§ Data excerpts
________________
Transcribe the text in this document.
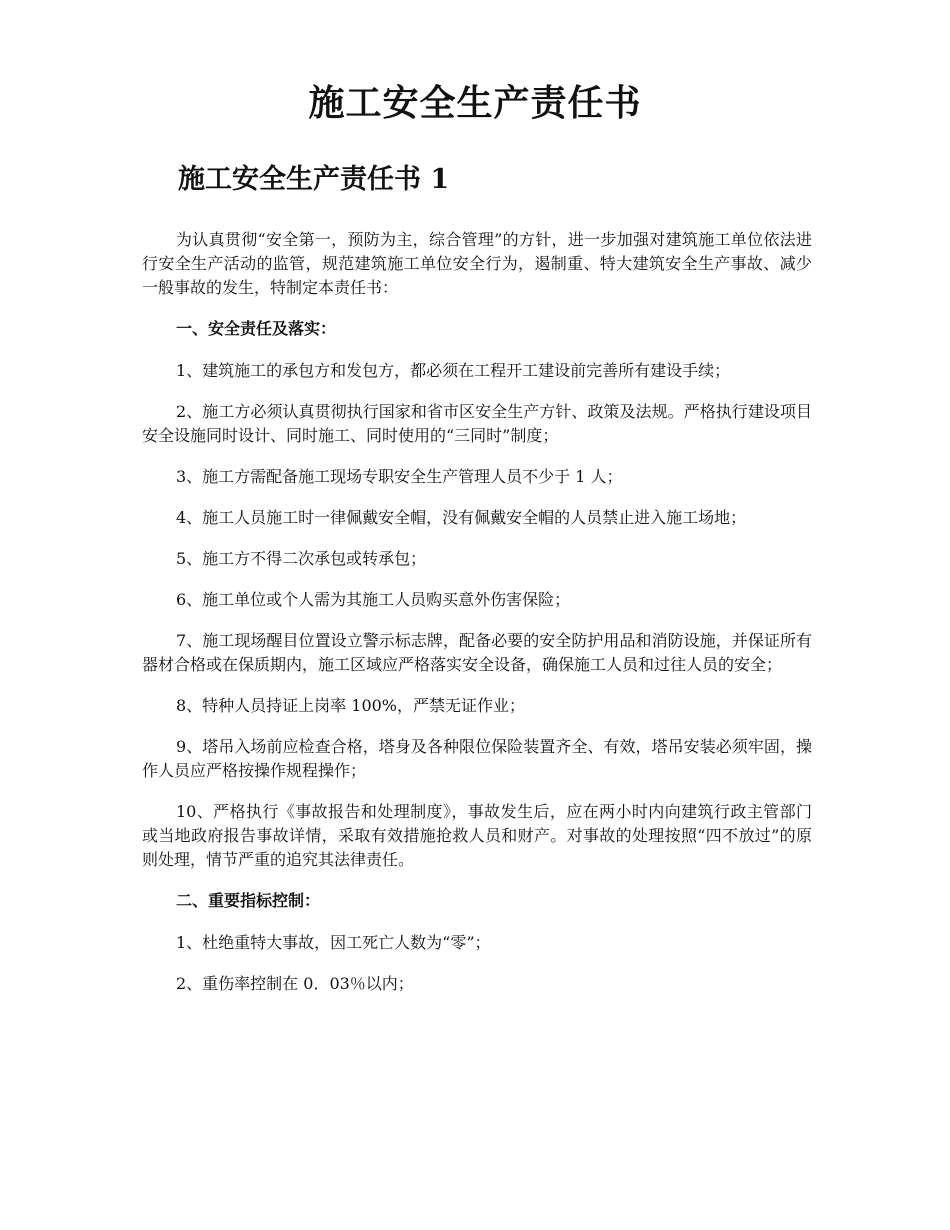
施工安全生产责任书
施工安全生产责任书 1

为认真贯彻“安全第一，预防为主，综合管理”的方针，进一步加强对建筑施工单位依法进行安全生产活动的监管，规范建筑施工单位安全行为，遏制重、特大建筑安全生产事故、减少一般事故的发生，特制定本责任书：

一、安全责任及落实：

1、建筑施工的承包方和发包方，都必须在工程开工建设前完善所有建设手续；

2、施工方必须认真贯彻执行国家和省市区安全生产方针、政策及法规。严格执行建设项目安全设施同时设计、同时施工、同时使用的“三同时”制度；

3、施工方需配备施工现场专职安全生产管理人员不少于 1 人；

4、施工人员施工时一律佩戴安全帽，没有佩戴安全帽的人员禁止进入施工场地；

5、施工方不得二次承包或转承包；

6、施工单位或个人需为其施工人员购买意外伤害保险；

7、施工现场醒目位置设立警示标志牌，配备必要的安全防护用品和消防设施，并保证所有器材合格或在保质期内，施工区域应严格落实安全设备，确保施工人员和过往人员的安全；

8、特种人员持证上岗率 100%，严禁无证作业；

9、塔吊入场前应检查合格，塔身及各种限位保险装置齐全、有效，塔吊安装必须牢固，操作人员应严格按操作规程操作；

10、严格执行《事故报告和处理制度》，事故发生后，应在两小时内向建筑行政主管部门或当地政府报告事故详情，采取有效措施抢救人员和财产。对事故的处理按照“四不放过”的原则处理，情节严重的追究其法律责任。

二、重要指标控制：

1、杜绝重特大事故，因工死亡人数为“零”；

2、重伤率控制在 0．03％以内；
________________
§ Aim of the task
Transcribe the full listing character for character. Pictures are excluded.

§ Exercise solution
Transcribe the text in this document.
施工安全生产责任书
施工安全生产责任书 1

为认真贯彻“安全第一，预防为主，综合管理”的方针，进一步加强对建筑施工单位依法进行安全生产活动的监管，规范建筑施工单位安全行为，遏制重、特大建筑安全生产事故、减少一般事故的发生，特制定本责任书：

一、安全责任及落实：

1、建筑施工的承包方和发包方，都必须在工程开工建设前完善所有建设手续；

2、施工方必须认真贯彻执行国家和省市区安全生产方针、政策及法规。严格执行建设项目安全设施同时设计、同时施工、同时使用的“三同时”制度；

3、施工方需配备施工现场专职安全生产管理人员不少于 1 人；

4、施工人员施工时一律佩戴安全帽，没有佩戴安全帽的人员禁止进入施工场地；

5、施工方不得二次承包或转承包；

6、施工单位或个人需为其施工人员购买意外伤害保险；

7、施工现场醒目位置设立警示标志牌，配备必要的安全防护用品和消防设施，并保证所有器材合格或在保质期内，施工区域应严格落实安全设备，确保施工人员和过往人员的安全；

8、特种人员持证上岗率 100%，严禁无证作业；

9、塔吊入场前应检查合格，塔身及各种限位保险装置齐全、有效，塔吊安装必须牢固，操作人员应严格按操作规程操作；

10、严格执行《事故报告和处理制度》，事故发生后，应在两小时内向建筑行政主管部门或当地政府报告事故详情，采取有效措施抢救人员和财产。对事故的处理按照“四不放过”的原则处理，情节严重的追究其法律责任。

二、重要指标控制：

1、杜绝重特大事故，因工死亡人数为“零”；

2、重伤率控制在 0．03％以内；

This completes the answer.